→ **WHAT YOU HAVE TO DO**
Copy, from the entries below, each line where the word "ylabel" can be found.

→ **RECORDS PROVIDED**

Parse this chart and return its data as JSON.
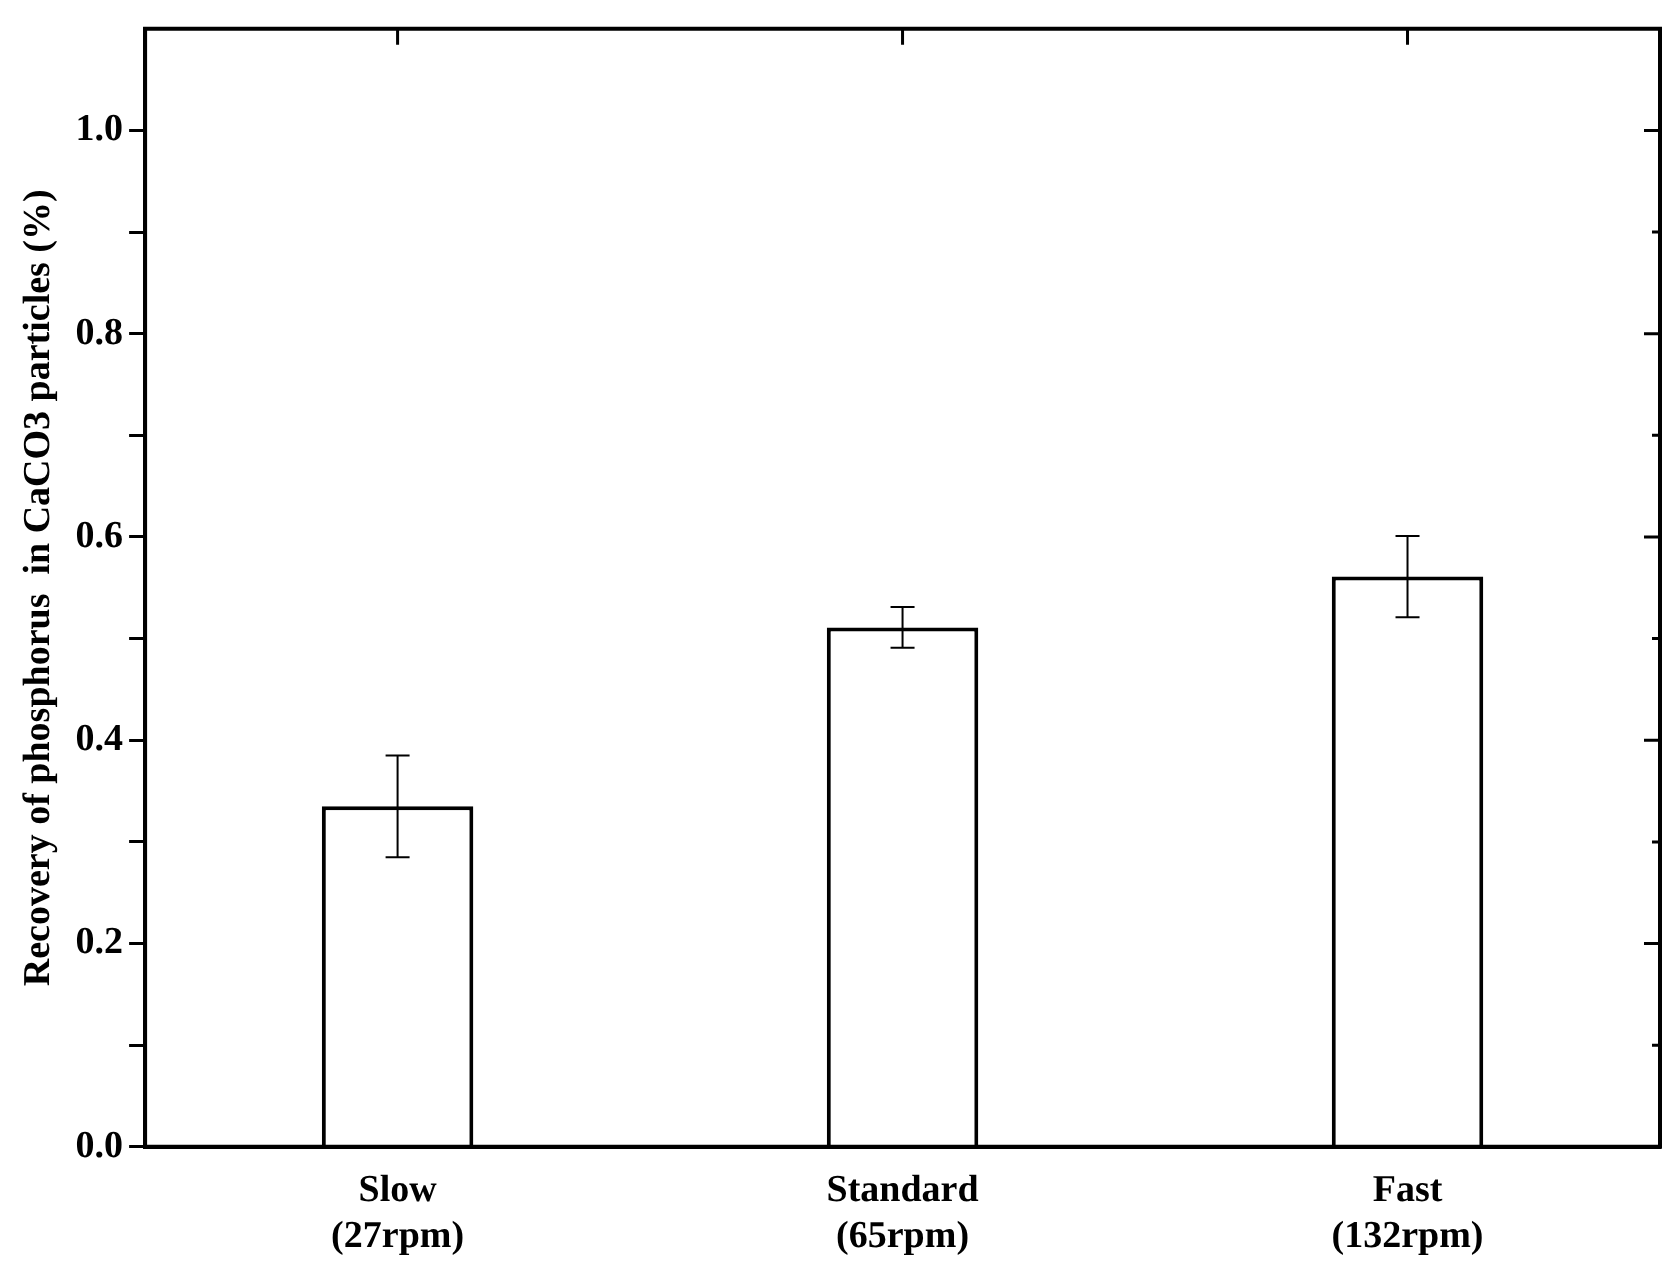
{
  "chart_data": {
    "type": "bar",
    "ylabel": "Recovery of phosphorus  in CaCO3 particles (%)",
    "categories": [
      "Slow\n(27rpm)",
      "Standard\n(65rpm)",
      "Fast\n(132rpm)"
    ],
    "values": [
      0.335,
      0.511,
      0.561
    ],
    "errors": [
      0.05,
      0.02,
      0.04
    ],
    "color": "#ffffff",
    "ylim": [
      0,
      1.1
    ],
    "yticks": [
      {
        "value": 0.0,
        "label": "0.0"
      },
      {
        "value": 0.1,
        "label": null
      },
      {
        "value": 0.2,
        "label": "0.2"
      },
      {
        "value": 0.3,
        "label": null
      },
      {
        "value": 0.4,
        "label": "0.4"
      },
      {
        "value": 0.5,
        "label": null
      },
      {
        "value": 0.6,
        "label": "0.6"
      },
      {
        "value": 0.7,
        "label": null
      },
      {
        "value": 0.8,
        "label": "0.8"
      },
      {
        "value": 0.9,
        "label": null
      },
      {
        "value": 1.0,
        "label": "1.0"
      }
    ],
    "grid": false,
    "legend": false
  }
}
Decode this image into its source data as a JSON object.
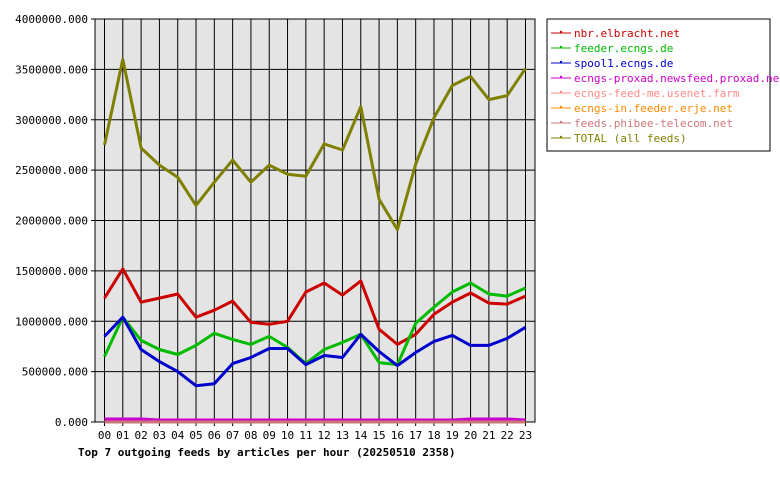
{
  "chart_data": {
    "type": "line",
    "title": "Top 7 outgoing feeds by articles per hour (20250510 2358)",
    "xlabel": "",
    "ylabel": "",
    "ylim": [
      0,
      4000000
    ],
    "yticks": [
      "0.000",
      "500000.000",
      "1000000.000",
      "1500000.000",
      "2000000.000",
      "2500000.000",
      "3000000.000",
      "3500000.000",
      "4000000.000"
    ],
    "ytick_values": [
      0,
      500000,
      1000000,
      1500000,
      2000000,
      2500000,
      3000000,
      3500000,
      4000000
    ],
    "categories": [
      "00",
      "01",
      "02",
      "03",
      "04",
      "05",
      "06",
      "07",
      "08",
      "09",
      "10",
      "11",
      "12",
      "13",
      "14",
      "15",
      "16",
      "17",
      "18",
      "19",
      "20",
      "21",
      "22",
      "23"
    ],
    "grid": true,
    "legend_position": "right",
    "series": [
      {
        "name": "nbr.elbracht.net",
        "color": "#cc0000",
        "values": [
          1230000,
          1520000,
          1190000,
          1230000,
          1270000,
          1040000,
          1110000,
          1200000,
          990000,
          970000,
          1000000,
          1290000,
          1380000,
          1260000,
          1400000,
          920000,
          770000,
          870000,
          1070000,
          1190000,
          1280000,
          1180000,
          1170000,
          1250000
        ]
      },
      {
        "name": "feeder.ecngs.de",
        "color": "#00bb00",
        "values": [
          650000,
          1040000,
          810000,
          720000,
          670000,
          760000,
          880000,
          820000,
          770000,
          850000,
          740000,
          580000,
          720000,
          790000,
          870000,
          590000,
          570000,
          980000,
          1140000,
          1290000,
          1380000,
          1270000,
          1250000,
          1330000
        ]
      },
      {
        "name": "spool1.ecngs.de",
        "color": "#0000cc",
        "values": [
          850000,
          1040000,
          720000,
          600000,
          500000,
          360000,
          380000,
          580000,
          640000,
          730000,
          730000,
          570000,
          660000,
          640000,
          870000,
          700000,
          560000,
          690000,
          800000,
          860000,
          760000,
          760000,
          830000,
          940000
        ]
      },
      {
        "name": "ecngs-proxad.newsfeed.proxad.net",
        "color": "#cc00cc",
        "values": [
          30000,
          30000,
          30000,
          20000,
          20000,
          20000,
          20000,
          20000,
          20000,
          20000,
          20000,
          20000,
          20000,
          20000,
          20000,
          20000,
          20000,
          20000,
          20000,
          20000,
          30000,
          30000,
          30000,
          20000
        ]
      },
      {
        "name": "ecngs-feed-me.usenet.farm",
        "color": "#ff8888",
        "values": [
          0,
          0,
          0,
          0,
          0,
          0,
          0,
          0,
          0,
          0,
          0,
          0,
          0,
          0,
          0,
          0,
          0,
          0,
          0,
          0,
          0,
          0,
          0,
          0
        ]
      },
      {
        "name": "ecngs-in.feeder.erje.net",
        "color": "#ff8800",
        "values": [
          0,
          0,
          0,
          0,
          0,
          0,
          0,
          0,
          0,
          0,
          0,
          0,
          0,
          0,
          0,
          0,
          0,
          0,
          0,
          0,
          0,
          0,
          0,
          0
        ]
      },
      {
        "name": "feeds.phibee-telecom.net",
        "color": "#cc7777",
        "values": [
          0,
          0,
          0,
          0,
          0,
          0,
          0,
          0,
          0,
          0,
          0,
          0,
          0,
          0,
          0,
          0,
          0,
          0,
          0,
          0,
          0,
          0,
          0,
          0
        ]
      },
      {
        "name": "TOTAL (all feeds)",
        "color": "#808000",
        "values": [
          2750000,
          3600000,
          2720000,
          2550000,
          2430000,
          2150000,
          2380000,
          2600000,
          2380000,
          2550000,
          2460000,
          2440000,
          2760000,
          2700000,
          3130000,
          2210000,
          1910000,
          2560000,
          3020000,
          3340000,
          3430000,
          3200000,
          3240000,
          3510000
        ]
      }
    ]
  }
}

→ **SOLUTION BELOW**
    "ylabel": "Recovery of phosphorus  in CaCO3 particles (%)",
    "ylabel": "",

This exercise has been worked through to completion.